Task statement: Each line of the material must be repeated precisely, with the pictures left out.

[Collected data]
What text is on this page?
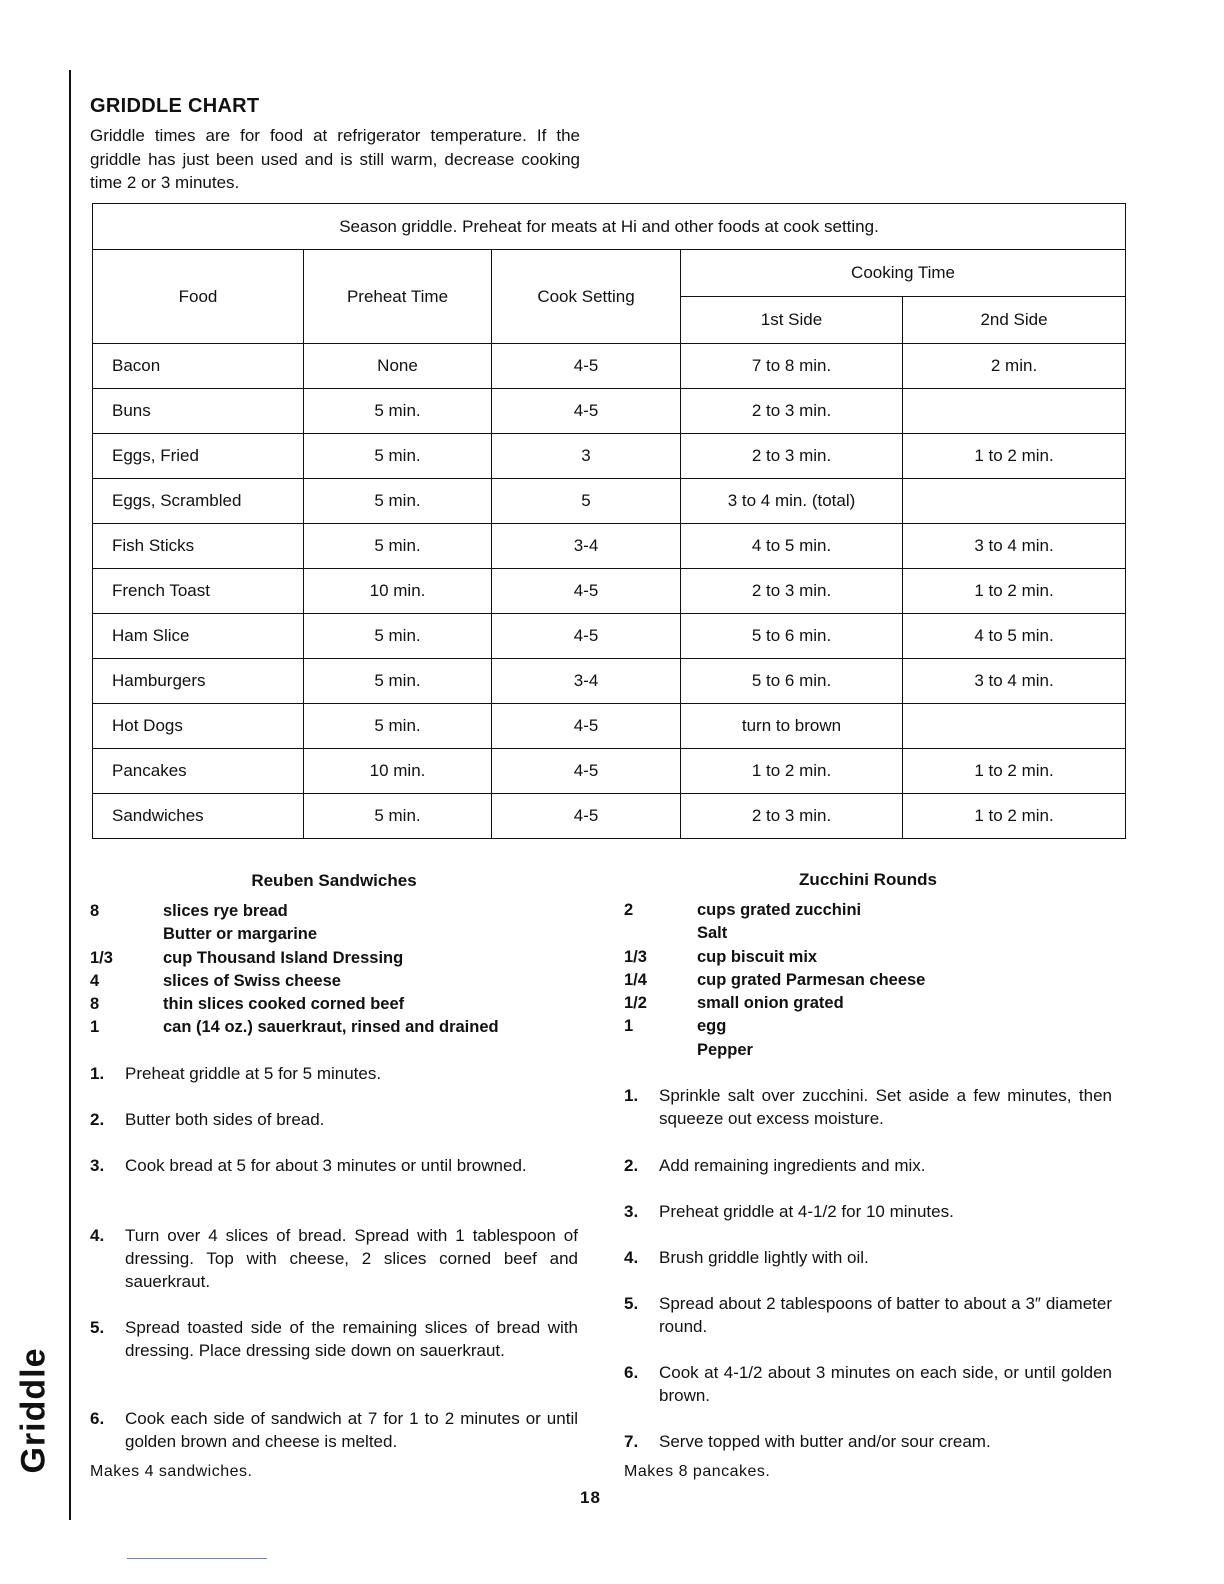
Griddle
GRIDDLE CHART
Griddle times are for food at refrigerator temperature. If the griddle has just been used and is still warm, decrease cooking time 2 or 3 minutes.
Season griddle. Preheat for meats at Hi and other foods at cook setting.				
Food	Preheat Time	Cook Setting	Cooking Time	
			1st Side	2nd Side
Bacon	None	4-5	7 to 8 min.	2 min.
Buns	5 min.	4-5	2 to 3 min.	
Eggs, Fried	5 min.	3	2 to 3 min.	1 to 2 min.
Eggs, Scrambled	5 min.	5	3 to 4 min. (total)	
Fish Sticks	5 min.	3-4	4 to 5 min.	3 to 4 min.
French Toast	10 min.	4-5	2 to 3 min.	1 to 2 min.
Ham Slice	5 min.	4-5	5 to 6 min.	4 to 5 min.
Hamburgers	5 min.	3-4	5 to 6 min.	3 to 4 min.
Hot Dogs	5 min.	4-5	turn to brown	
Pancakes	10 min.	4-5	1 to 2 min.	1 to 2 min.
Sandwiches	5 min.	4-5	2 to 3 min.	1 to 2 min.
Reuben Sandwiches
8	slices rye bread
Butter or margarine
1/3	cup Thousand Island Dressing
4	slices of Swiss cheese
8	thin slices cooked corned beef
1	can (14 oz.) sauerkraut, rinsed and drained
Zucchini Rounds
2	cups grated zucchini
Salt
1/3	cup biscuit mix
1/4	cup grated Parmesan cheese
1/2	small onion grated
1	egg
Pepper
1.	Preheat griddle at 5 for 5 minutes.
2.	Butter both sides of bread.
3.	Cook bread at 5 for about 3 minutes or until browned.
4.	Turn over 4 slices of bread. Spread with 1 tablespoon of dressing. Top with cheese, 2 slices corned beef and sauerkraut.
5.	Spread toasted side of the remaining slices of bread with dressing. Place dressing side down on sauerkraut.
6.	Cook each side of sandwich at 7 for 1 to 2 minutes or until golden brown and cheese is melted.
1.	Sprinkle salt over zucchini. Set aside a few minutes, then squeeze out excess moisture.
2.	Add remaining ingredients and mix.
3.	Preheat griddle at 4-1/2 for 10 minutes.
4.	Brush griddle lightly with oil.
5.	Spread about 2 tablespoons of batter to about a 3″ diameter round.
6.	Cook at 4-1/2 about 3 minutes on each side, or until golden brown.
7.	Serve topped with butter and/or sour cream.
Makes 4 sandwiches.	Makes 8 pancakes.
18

Answer:
What text is on this page?
Griddle
GRIDDLE CHART
Griddle times are for food at refrigerator temperature. If the griddle has just been used and is still warm, decrease cooking time 2 or 3 minutes.
Season griddle. Preheat for meats at Hi and other foods at cook setting.				
Food	Preheat Time	Cook Setting	Cooking Time	
			1st Side	2nd Side
Bacon	None	4-5	7 to 8 min.	2 min.
Buns	5 min.	4-5	2 to 3 min.	
Eggs, Fried	5 min.	3	2 to 3 min.	1 to 2 min.
Eggs, Scrambled	5 min.	5	3 to 4 min. (total)	
Fish Sticks	5 min.	3-4	4 to 5 min.	3 to 4 min.
French Toast	10 min.	4-5	2 to 3 min.	1 to 2 min.
Ham Slice	5 min.	4-5	5 to 6 min.	4 to 5 min.
Hamburgers	5 min.	3-4	5 to 6 min.	3 to 4 min.
Hot Dogs	5 min.	4-5	turn to brown	
Pancakes	10 min.	4-5	1 to 2 min.	1 to 2 min.
Sandwiches	5 min.	4-5	2 to 3 min.	1 to 2 min.
Reuben Sandwiches
8	slices rye bread
Butter or margarine
1/3	cup Thousand Island Dressing
4	slices of Swiss cheese
8	thin slices cooked corned beef
1	can (14 oz.) sauerkraut, rinsed and drained
Zucchini Rounds
2	cups grated zucchini
Salt
1/3	cup biscuit mix
1/4	cup grated Parmesan cheese
1/2	small onion grated
1	egg
Pepper
1.	Preheat griddle at 5 for 5 minutes.
2.	Butter both sides of bread.
3.	Cook bread at 5 for about 3 minutes or until browned.
4.	Turn over 4 slices of bread. Spread with 1 tablespoon of dressing. Top with cheese, 2 slices corned beef and sauerkraut.
5.	Spread toasted side of the remaining slices of bread with dressing. Place dressing side down on sauerkraut.
6.	Cook each side of sandwich at 7 for 1 to 2 minutes or until golden brown and cheese is melted.
1.	Sprinkle salt over zucchini. Set aside a few minutes, then squeeze out excess moisture.
2.	Add remaining ingredients and mix.
3.	Preheat griddle at 4-1/2 for 10 minutes.
4.	Brush griddle lightly with oil.
5.	Spread about 2 tablespoons of batter to about a 3″ diameter round.
6.	Cook at 4-1/2 about 3 minutes on each side, or until golden brown.
7.	Serve topped with butter and/or sour cream.
Makes 4 sandwiches.	Makes 8 pancakes.
18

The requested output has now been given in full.